JOB → Repeat the whole listing exactly as written.

● ● ●

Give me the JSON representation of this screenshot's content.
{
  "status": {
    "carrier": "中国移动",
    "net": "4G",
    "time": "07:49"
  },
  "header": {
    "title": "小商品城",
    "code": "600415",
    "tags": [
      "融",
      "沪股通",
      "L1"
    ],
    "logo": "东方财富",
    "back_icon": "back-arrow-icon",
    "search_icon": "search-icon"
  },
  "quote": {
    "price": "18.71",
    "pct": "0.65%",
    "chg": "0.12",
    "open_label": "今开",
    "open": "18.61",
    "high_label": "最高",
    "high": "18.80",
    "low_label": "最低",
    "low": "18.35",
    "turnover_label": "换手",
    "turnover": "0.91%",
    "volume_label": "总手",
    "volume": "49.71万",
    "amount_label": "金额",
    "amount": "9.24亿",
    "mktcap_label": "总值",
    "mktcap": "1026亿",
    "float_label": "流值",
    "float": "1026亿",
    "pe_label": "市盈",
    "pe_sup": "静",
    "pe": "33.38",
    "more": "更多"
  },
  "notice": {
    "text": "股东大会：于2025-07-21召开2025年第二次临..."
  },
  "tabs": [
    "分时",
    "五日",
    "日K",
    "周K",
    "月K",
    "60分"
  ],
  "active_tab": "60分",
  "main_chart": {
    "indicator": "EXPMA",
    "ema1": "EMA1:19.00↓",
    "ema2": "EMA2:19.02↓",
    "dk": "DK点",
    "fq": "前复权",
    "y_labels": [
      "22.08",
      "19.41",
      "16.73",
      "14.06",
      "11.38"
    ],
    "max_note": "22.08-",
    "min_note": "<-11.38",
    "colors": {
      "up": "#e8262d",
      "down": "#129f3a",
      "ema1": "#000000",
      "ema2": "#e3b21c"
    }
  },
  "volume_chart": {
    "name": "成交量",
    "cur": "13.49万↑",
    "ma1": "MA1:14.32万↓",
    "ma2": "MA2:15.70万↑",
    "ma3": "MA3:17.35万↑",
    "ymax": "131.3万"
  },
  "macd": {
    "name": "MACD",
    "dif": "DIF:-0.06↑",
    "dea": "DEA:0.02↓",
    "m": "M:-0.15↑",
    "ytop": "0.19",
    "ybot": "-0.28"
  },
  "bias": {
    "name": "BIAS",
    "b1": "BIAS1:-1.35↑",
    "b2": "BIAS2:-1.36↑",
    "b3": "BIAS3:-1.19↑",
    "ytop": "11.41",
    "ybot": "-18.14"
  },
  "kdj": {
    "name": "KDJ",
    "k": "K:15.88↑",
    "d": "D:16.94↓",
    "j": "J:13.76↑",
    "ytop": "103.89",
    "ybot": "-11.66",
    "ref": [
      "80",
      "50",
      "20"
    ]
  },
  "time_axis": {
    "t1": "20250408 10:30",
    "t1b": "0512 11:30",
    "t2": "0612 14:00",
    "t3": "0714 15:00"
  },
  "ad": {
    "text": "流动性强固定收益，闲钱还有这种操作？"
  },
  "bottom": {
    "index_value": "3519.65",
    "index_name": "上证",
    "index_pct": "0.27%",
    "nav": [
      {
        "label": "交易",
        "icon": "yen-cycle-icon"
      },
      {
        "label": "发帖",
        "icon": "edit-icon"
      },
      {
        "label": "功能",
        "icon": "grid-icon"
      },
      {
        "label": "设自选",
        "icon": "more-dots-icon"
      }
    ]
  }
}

● ● ●

RESPONSE FOR THIS EXERCISE →
Give me the JSON representation of this screenshot's content.
{
  "status": {
    "carrier": "中国移动",
    "net": "4G",
    "time": "07:49"
  },
  "header": {
    "title": "小商品城",
    "code": "600415",
    "tags": [
      "融",
      "沪股通",
      "L1"
    ],
    "logo": "东方财富",
    "back_icon": "back-arrow-icon",
    "search_icon": "search-icon"
  },
  "quote": {
    "price": "18.71",
    "pct": "0.65%",
    "chg": "0.12",
    "open_label": "今开",
    "open": "18.61",
    "high_label": "最高",
    "high": "18.80",
    "low_label": "最低",
    "low": "18.35",
    "turnover_label": "换手",
    "turnover": "0.91%",
    "volume_label": "总手",
    "volume": "49.71万",
    "amount_label": "金额",
    "amount": "9.24亿",
    "mktcap_label": "总值",
    "mktcap": "1026亿",
    "float_label": "流值",
    "float": "1026亿",
    "pe_label": "市盈",
    "pe_sup": "静",
    "pe": "33.38",
    "more": "更多"
  },
  "notice": {
    "text": "股东大会：于2025-07-21召开2025年第二次临..."
  },
  "tabs": [
    "分时",
    "五日",
    "日K",
    "周K",
    "月K",
    "60分"
  ],
  "active_tab": "60分",
  "main_chart": {
    "indicator": "EXPMA",
    "ema1": "EMA1:19.00↓",
    "ema2": "EMA2:19.02↓",
    "dk": "DK点",
    "fq": "前复权",
    "y_labels": [
      "22.08",
      "19.41",
      "16.73",
      "14.06",
      "11.38"
    ],
    "max_note": "22.08-",
    "min_note": "<-11.38",
    "colors": {
      "up": "#e8262d",
      "down": "#129f3a",
      "ema1": "#000000",
      "ema2": "#e3b21c"
    }
  },
  "volume_chart": {
    "name": "成交量",
    "cur": "13.49万↑",
    "ma1": "MA1:14.32万↓",
    "ma2": "MA2:15.70万↑",
    "ma3": "MA3:17.35万↑",
    "ymax": "131.3万"
  },
  "macd": {
    "name": "MACD",
    "dif": "DIF:-0.06↑",
    "dea": "DEA:0.02↓",
    "m": "M:-0.15↑",
    "ytop": "0.19",
    "ybot": "-0.28"
  },
  "bias": {
    "name": "BIAS",
    "b1": "BIAS1:-1.35↑",
    "b2": "BIAS2:-1.36↑",
    "b3": "BIAS3:-1.19↑",
    "ytop": "11.41",
    "ybot": "-18.14"
  },
  "kdj": {
    "name": "KDJ",
    "k": "K:15.88↑",
    "d": "D:16.94↓",
    "j": "J:13.76↑",
    "ytop": "103.89",
    "ybot": "-11.66",
    "ref": [
      "80",
      "50",
      "20"
    ]
  },
  "time_axis": {
    "t1": "20250408 10:30",
    "t1b": "0512 11:30",
    "t2": "0612 14:00",
    "t3": "0714 15:00"
  },
  "ad": {
    "text": "流动性强固定收益，闲钱还有这种操作？"
  },
  "bottom": {
    "index_value": "3519.65",
    "index_name": "上证",
    "index_pct": "0.27%",
    "nav": [
      {
        "label": "交易",
        "icon": "yen-cycle-icon"
      },
      {
        "label": "发帖",
        "icon": "edit-icon"
      },
      {
        "label": "功能",
        "icon": "grid-icon"
      },
      {
        "label": "设自选",
        "icon": "more-dots-icon"
      }
    ]
  }
}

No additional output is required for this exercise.